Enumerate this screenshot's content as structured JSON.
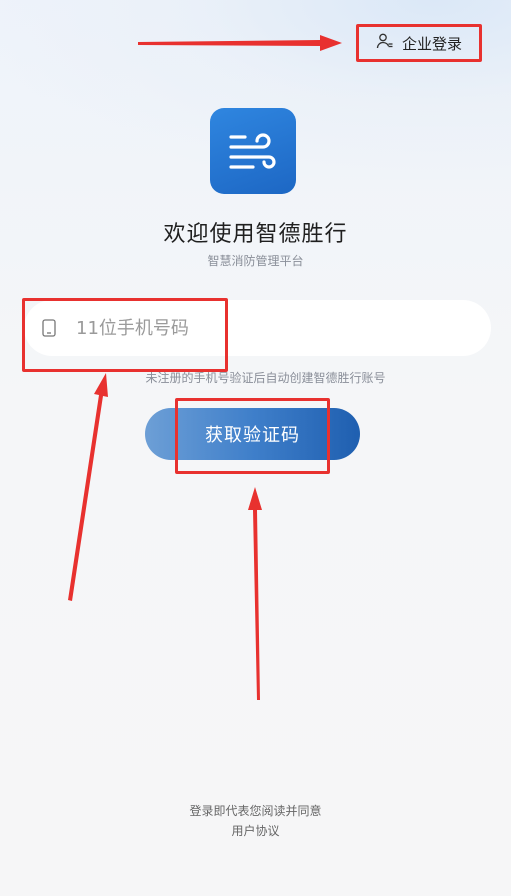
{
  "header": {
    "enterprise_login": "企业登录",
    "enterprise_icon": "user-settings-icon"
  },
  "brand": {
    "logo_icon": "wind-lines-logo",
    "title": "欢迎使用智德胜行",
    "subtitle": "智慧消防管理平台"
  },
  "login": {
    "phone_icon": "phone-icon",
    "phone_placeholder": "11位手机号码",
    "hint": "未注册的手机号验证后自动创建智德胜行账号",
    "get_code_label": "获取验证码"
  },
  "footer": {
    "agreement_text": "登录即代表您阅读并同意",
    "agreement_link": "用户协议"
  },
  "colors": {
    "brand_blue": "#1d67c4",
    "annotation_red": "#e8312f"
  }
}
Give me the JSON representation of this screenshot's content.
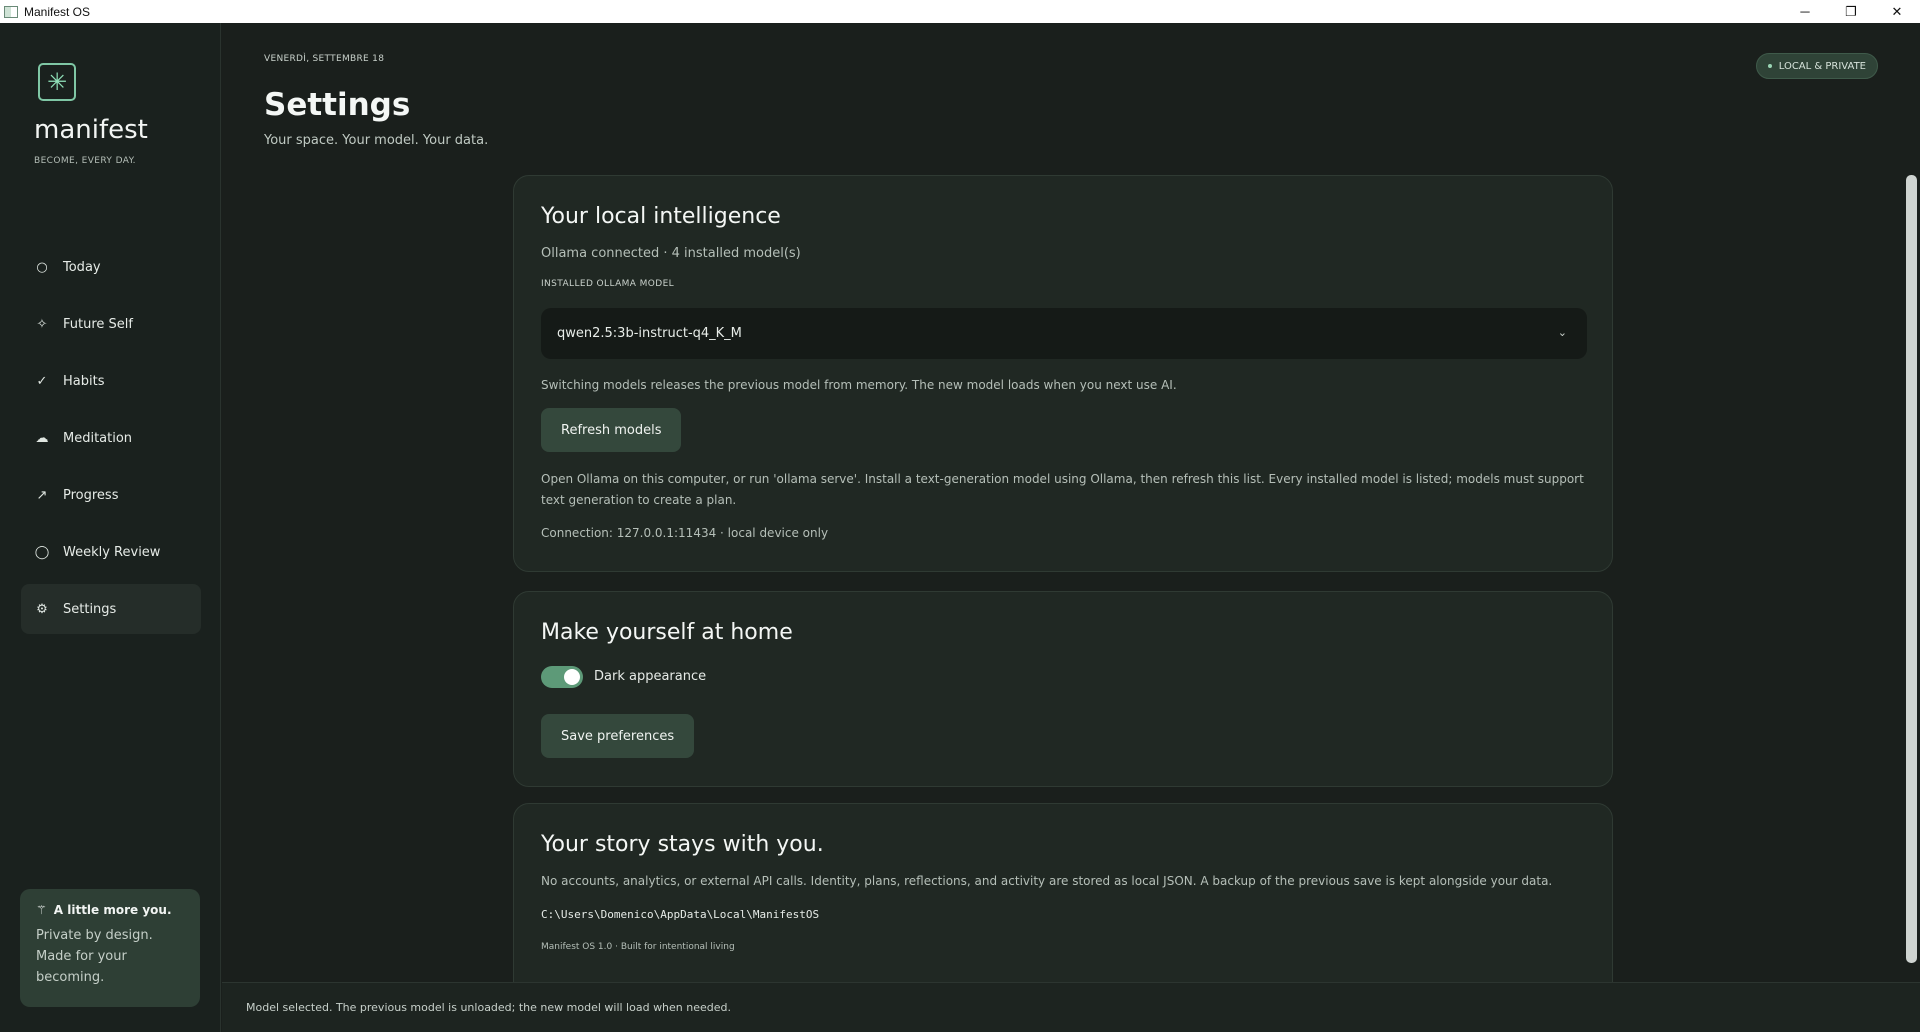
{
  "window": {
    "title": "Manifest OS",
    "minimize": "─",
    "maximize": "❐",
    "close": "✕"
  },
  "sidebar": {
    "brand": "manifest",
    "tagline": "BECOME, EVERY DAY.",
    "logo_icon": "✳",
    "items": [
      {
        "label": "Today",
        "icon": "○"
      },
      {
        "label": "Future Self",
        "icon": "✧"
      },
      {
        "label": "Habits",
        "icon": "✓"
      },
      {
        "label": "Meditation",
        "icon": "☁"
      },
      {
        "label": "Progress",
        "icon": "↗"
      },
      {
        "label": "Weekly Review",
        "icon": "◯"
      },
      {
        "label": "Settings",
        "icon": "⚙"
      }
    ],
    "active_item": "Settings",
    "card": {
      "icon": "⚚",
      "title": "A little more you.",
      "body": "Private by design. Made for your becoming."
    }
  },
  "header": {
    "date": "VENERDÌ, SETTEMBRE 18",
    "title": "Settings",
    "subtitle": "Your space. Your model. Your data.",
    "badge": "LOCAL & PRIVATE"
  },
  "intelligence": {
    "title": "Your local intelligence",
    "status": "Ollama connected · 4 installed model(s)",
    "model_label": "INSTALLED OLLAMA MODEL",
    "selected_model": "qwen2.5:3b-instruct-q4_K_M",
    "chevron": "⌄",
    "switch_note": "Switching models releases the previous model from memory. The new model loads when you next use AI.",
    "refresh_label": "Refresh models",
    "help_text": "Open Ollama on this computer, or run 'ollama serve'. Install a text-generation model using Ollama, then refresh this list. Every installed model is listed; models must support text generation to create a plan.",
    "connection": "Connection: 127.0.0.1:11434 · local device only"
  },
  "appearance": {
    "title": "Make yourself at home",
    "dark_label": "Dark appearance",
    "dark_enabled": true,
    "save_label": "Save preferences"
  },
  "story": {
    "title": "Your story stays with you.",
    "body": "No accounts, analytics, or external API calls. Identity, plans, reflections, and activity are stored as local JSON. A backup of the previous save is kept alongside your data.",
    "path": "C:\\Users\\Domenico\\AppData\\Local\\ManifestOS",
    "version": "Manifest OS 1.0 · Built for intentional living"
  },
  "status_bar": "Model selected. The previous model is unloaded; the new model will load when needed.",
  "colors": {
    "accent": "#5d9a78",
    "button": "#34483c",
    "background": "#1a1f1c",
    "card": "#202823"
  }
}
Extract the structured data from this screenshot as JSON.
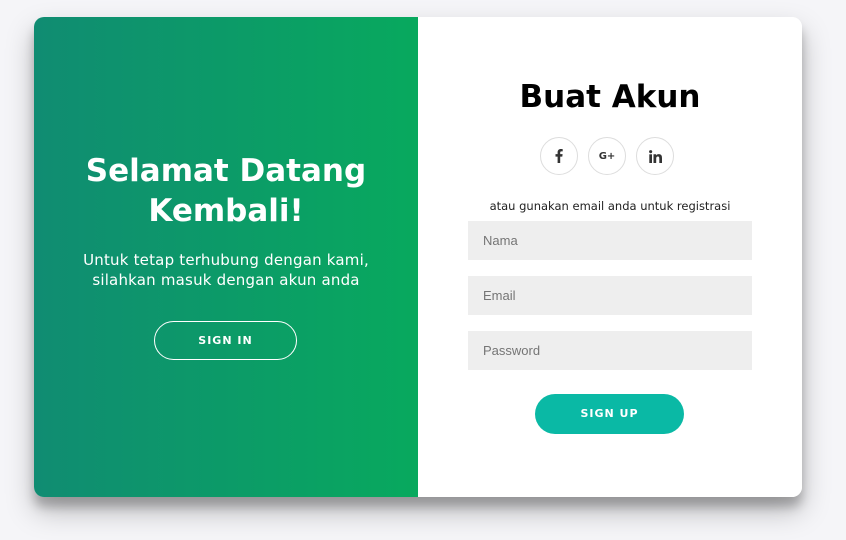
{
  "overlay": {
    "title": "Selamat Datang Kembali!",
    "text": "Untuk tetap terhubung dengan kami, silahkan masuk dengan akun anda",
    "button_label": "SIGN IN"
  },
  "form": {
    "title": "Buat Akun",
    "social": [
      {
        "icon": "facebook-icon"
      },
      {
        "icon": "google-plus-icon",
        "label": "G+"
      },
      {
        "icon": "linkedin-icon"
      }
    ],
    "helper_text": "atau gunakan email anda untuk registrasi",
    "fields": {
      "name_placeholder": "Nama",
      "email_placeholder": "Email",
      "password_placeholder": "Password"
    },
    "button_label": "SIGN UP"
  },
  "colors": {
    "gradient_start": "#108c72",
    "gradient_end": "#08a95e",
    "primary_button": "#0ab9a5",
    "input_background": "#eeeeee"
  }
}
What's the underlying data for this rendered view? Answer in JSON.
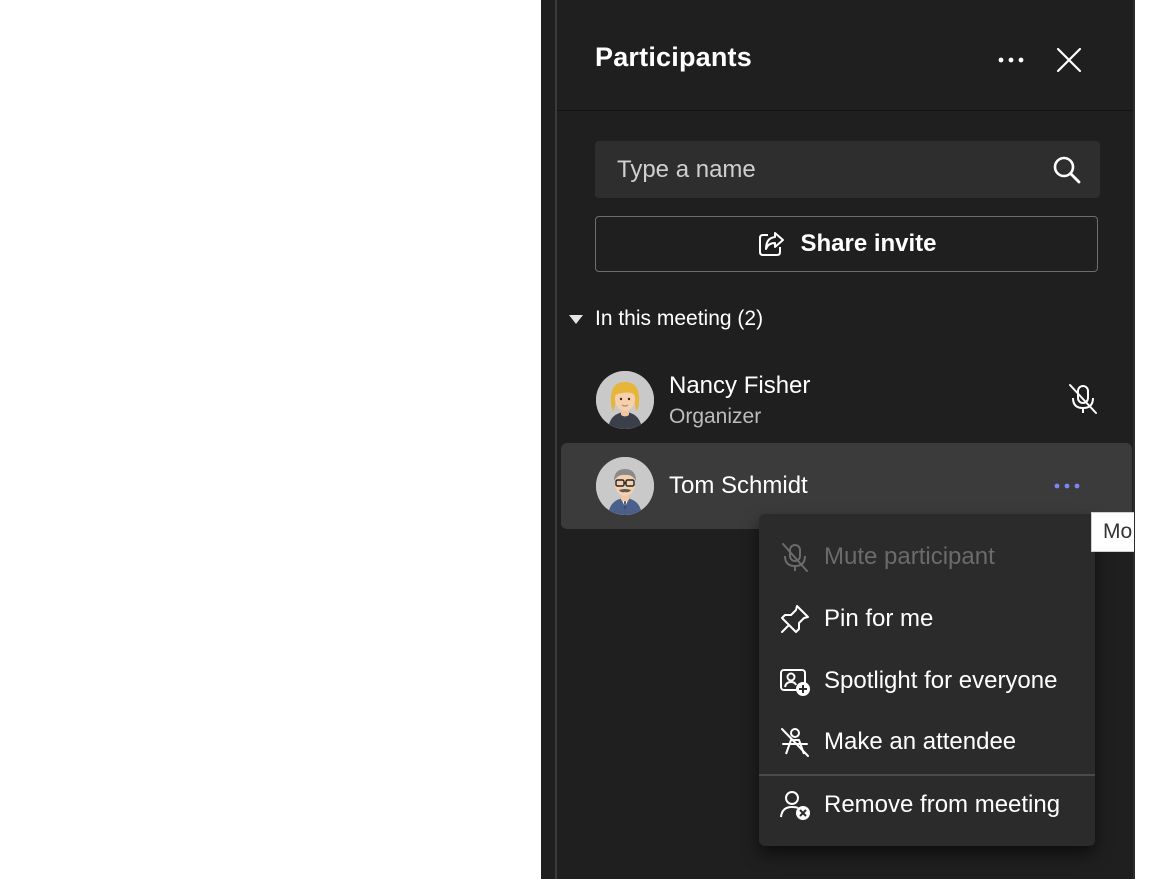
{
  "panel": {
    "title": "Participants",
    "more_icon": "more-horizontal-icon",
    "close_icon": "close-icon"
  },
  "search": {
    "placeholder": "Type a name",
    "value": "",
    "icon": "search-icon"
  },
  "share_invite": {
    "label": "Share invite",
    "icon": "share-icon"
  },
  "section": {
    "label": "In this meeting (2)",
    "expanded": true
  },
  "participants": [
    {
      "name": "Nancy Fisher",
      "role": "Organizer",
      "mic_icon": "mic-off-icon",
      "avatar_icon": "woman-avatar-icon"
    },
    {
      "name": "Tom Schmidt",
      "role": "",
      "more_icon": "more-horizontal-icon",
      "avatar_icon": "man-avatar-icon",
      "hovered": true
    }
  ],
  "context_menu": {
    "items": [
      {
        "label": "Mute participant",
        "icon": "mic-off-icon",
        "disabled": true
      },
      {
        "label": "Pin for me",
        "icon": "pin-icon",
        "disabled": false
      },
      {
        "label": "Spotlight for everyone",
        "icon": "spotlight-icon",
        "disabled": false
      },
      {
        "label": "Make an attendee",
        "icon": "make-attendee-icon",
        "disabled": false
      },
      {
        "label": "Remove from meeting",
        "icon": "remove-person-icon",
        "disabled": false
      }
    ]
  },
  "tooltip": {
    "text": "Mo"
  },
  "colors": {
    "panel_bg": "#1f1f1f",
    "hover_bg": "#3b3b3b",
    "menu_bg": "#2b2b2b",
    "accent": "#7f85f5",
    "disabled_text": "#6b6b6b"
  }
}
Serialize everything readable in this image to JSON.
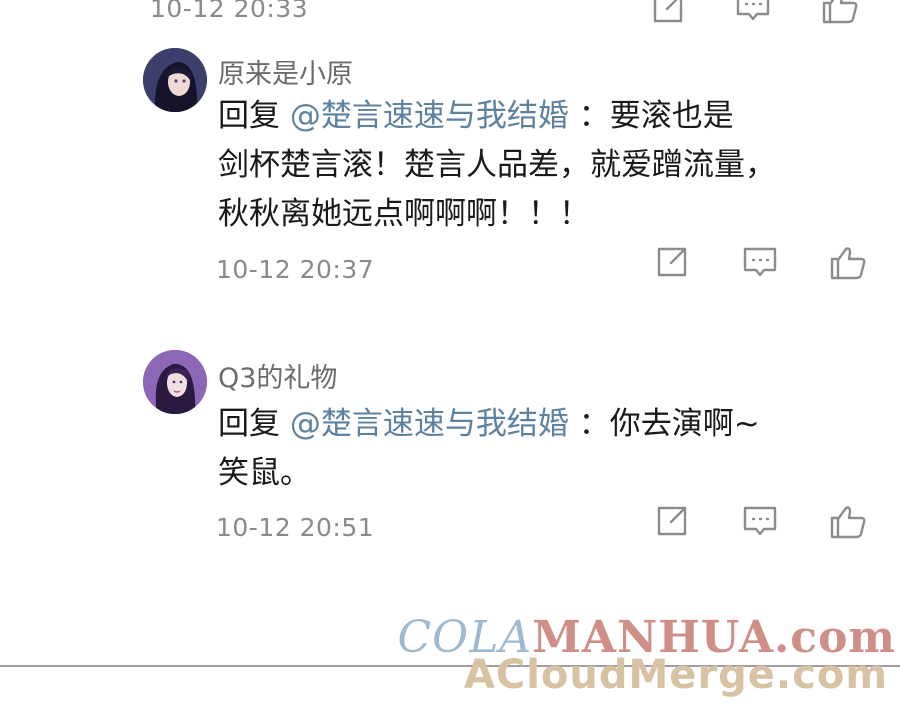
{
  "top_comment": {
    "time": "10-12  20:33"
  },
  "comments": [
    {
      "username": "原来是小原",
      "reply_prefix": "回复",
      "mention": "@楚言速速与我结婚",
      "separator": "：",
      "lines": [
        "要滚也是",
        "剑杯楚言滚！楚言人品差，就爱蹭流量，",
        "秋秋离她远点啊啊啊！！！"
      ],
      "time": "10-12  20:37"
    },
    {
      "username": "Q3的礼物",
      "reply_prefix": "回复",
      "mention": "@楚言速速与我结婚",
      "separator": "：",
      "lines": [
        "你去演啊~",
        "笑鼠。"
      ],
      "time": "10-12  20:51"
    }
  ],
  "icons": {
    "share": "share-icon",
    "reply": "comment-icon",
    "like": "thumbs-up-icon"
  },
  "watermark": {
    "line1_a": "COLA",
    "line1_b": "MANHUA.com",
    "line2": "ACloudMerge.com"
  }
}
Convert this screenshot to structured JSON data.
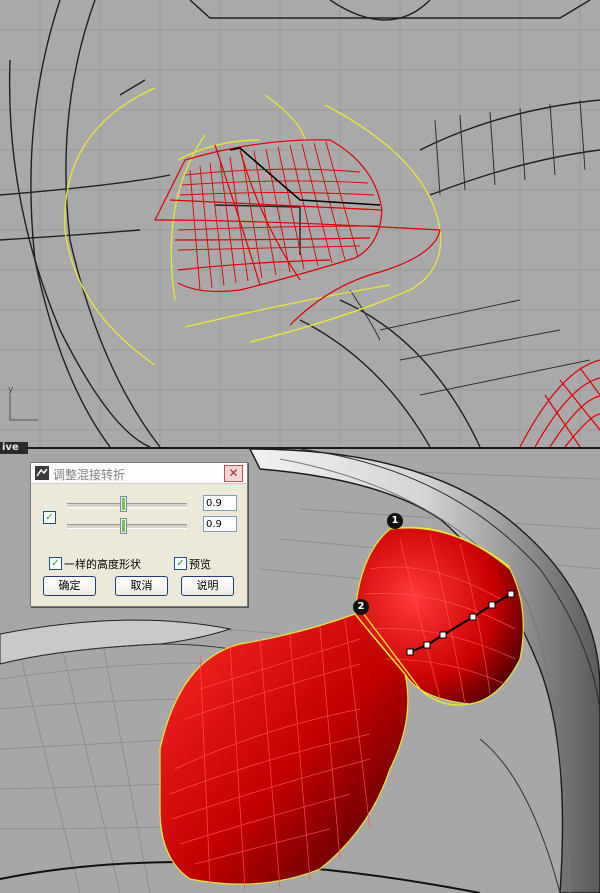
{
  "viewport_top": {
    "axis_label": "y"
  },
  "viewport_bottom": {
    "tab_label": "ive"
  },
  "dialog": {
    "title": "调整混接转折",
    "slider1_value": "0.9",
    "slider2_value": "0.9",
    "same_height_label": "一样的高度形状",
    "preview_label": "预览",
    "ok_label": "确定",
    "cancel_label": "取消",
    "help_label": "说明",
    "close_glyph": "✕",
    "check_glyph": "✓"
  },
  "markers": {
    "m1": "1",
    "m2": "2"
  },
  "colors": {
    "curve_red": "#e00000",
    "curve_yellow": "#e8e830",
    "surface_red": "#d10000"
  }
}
• • •
EXERCISE TASK: Strip out the images, then output the records above word for word.

ANSWER TO THIS EXERCISE:
Enumerate this screenshot's content as structured JSON.
{
  "header": {
    "enterprise_login": "企业登录",
    "enterprise_icon": "user-settings-icon"
  },
  "brand": {
    "logo_icon": "wind-lines-logo",
    "title": "欢迎使用智德胜行",
    "subtitle": "智慧消防管理平台"
  },
  "login": {
    "phone_icon": "phone-icon",
    "phone_placeholder": "11位手机号码",
    "hint": "未注册的手机号验证后自动创建智德胜行账号",
    "get_code_label": "获取验证码"
  },
  "footer": {
    "agreement_text": "登录即代表您阅读并同意",
    "agreement_link": "用户协议"
  },
  "colors": {
    "brand_blue": "#1d67c4",
    "annotation_red": "#e8312f"
  }
}
Give me the JSON representation of this screenshot's content.
{
  "window": {
    "title": "Manifest OS",
    "minimize": "─",
    "maximize": "❐",
    "close": "✕"
  },
  "sidebar": {
    "brand": "manifest",
    "tagline": "BECOME, EVERY DAY.",
    "logo_icon": "✳",
    "items": [
      {
        "label": "Today",
        "icon": "○"
      },
      {
        "label": "Future Self",
        "icon": "✧"
      },
      {
        "label": "Habits",
        "icon": "✓"
      },
      {
        "label": "Meditation",
        "icon": "☁"
      },
      {
        "label": "Progress",
        "icon": "↗"
      },
      {
        "label": "Weekly Review",
        "icon": "◯"
      },
      {
        "label": "Settings",
        "icon": "⚙"
      }
    ],
    "active_item": "Settings",
    "card": {
      "icon": "⚚",
      "title": "A little more you.",
      "body": "Private by design. Made for your becoming."
    }
  },
  "header": {
    "date": "VENERDÌ, SETTEMBRE 18",
    "title": "Settings",
    "subtitle": "Your space. Your model. Your data.",
    "badge": "LOCAL & PRIVATE"
  },
  "intelligence": {
    "title": "Your local intelligence",
    "status": "Ollama connected · 4 installed model(s)",
    "model_label": "INSTALLED OLLAMA MODEL",
    "selected_model": "qwen2.5:3b-instruct-q4_K_M",
    "chevron": "⌄",
    "switch_note": "Switching models releases the previous model from memory. The new model loads when you next use AI.",
    "refresh_label": "Refresh models",
    "help_text": "Open Ollama on this computer, or run 'ollama serve'. Install a text-generation model using Ollama, then refresh this list. Every installed model is listed; models must support text generation to create a plan.",
    "connection": "Connection: 127.0.0.1:11434 · local device only"
  },
  "appearance": {
    "title": "Make yourself at home",
    "dark_label": "Dark appearance",
    "dark_enabled": true,
    "save_label": "Save preferences"
  },
  "story": {
    "title": "Your story stays with you.",
    "body": "No accounts, analytics, or external API calls. Identity, plans, reflections, and activity are stored as local JSON. A backup of the previous save is kept alongside your data.",
    "path": "C:\\Users\\Domenico\\AppData\\Local\\ManifestOS",
    "version": "Manifest OS 1.0 · Built for intentional living"
  },
  "status_bar": "Model selected. The previous model is unloaded; the new model will load when needed.",
  "colors": {
    "accent": "#5d9a78",
    "button": "#34483c",
    "background": "#1a1f1c",
    "card": "#202823"
  }
}
Extract the structured data from this screenshot as JSON.
{
  "overlay": {
    "title": "Selamat Datang Kembali!",
    "text": "Untuk tetap terhubung dengan kami, silahkan masuk dengan akun anda",
    "button_label": "SIGN IN"
  },
  "form": {
    "title": "Buat Akun",
    "social": [
      {
        "icon": "facebook-icon"
      },
      {
        "icon": "google-plus-icon",
        "label": "G+"
      },
      {
        "icon": "linkedin-icon"
      }
    ],
    "helper_text": "atau gunakan email anda untuk registrasi",
    "fields": {
      "name_placeholder": "Nama",
      "email_placeholder": "Email",
      "password_placeholder": "Password"
    },
    "button_label": "SIGN UP"
  },
  "colors": {
    "gradient_start": "#108c72",
    "gradient_end": "#08a95e",
    "primary_button": "#0ab9a5",
    "input_background": "#eeeeee"
  }
}
What's the underlying data for this rendered view? Answer in JSON.
{
  "panel": {
    "title": "Participants",
    "more_icon": "more-horizontal-icon",
    "close_icon": "close-icon"
  },
  "search": {
    "placeholder": "Type a name",
    "value": "",
    "icon": "search-icon"
  },
  "share_invite": {
    "label": "Share invite",
    "icon": "share-icon"
  },
  "section": {
    "label": "In this meeting (2)",
    "expanded": true
  },
  "participants": [
    {
      "name": "Nancy Fisher",
      "role": "Organizer",
      "mic_icon": "mic-off-icon",
      "avatar_icon": "woman-avatar-icon"
    },
    {
      "name": "Tom Schmidt",
      "role": "",
      "more_icon": "more-horizontal-icon",
      "avatar_icon": "man-avatar-icon",
      "hovered": true
    }
  ],
  "context_menu": {
    "items": [
      {
        "label": "Mute participant",
        "icon": "mic-off-icon",
        "disabled": true
      },
      {
        "label": "Pin for me",
        "icon": "pin-icon",
        "disabled": false
      },
      {
        "label": "Spotlight for everyone",
        "icon": "spotlight-icon",
        "disabled": false
      },
      {
        "label": "Make an attendee",
        "icon": "make-attendee-icon",
        "disabled": false
      },
      {
        "label": "Remove from meeting",
        "icon": "remove-person-icon",
        "disabled": false
      }
    ]
  },
  "tooltip": {
    "text": "Mo"
  },
  "colors": {
    "panel_bg": "#1f1f1f",
    "hover_bg": "#3b3b3b",
    "menu_bg": "#2b2b2b",
    "accent": "#7f85f5",
    "disabled_text": "#6b6b6b"
  }
}
Serialize everything readable in this image to JSON.
{
  "top_comment": {
    "time": "10-12  20:33"
  },
  "comments": [
    {
      "username": "原来是小原",
      "reply_prefix": "回复",
      "mention": "@楚言速速与我结婚",
      "separator": "：",
      "lines": [
        "要滚也是",
        "剑杯楚言滚！楚言人品差，就爱蹭流量，",
        "秋秋离她远点啊啊啊！！！"
      ],
      "time": "10-12  20:37"
    },
    {
      "username": "Q3的礼物",
      "reply_prefix": "回复",
      "mention": "@楚言速速与我结婚",
      "separator": "：",
      "lines": [
        "你去演啊~",
        "笑鼠。"
      ],
      "time": "10-12  20:51"
    }
  ],
  "icons": {
    "share": "share-icon",
    "reply": "comment-icon",
    "like": "thumbs-up-icon"
  },
  "watermark": {
    "line1_a": "COLA",
    "line1_b": "MANHUA.com",
    "line2": "ACloudMerge.com"
  }
}
Convert this screenshot to structured JSON data.
{
  "viewport_top": {
    "axis_label": "y"
  },
  "viewport_bottom": {
    "tab_label": "ive"
  },
  "dialog": {
    "title": "调整混接转折",
    "slider1_value": "0.9",
    "slider2_value": "0.9",
    "same_height_label": "一样的高度形状",
    "preview_label": "预览",
    "ok_label": "确定",
    "cancel_label": "取消",
    "help_label": "说明",
    "close_glyph": "✕",
    "check_glyph": "✓"
  },
  "markers": {
    "m1": "1",
    "m2": "2"
  },
  "colors": {
    "curve_red": "#e00000",
    "curve_yellow": "#e8e830",
    "surface_red": "#d10000"
  }
}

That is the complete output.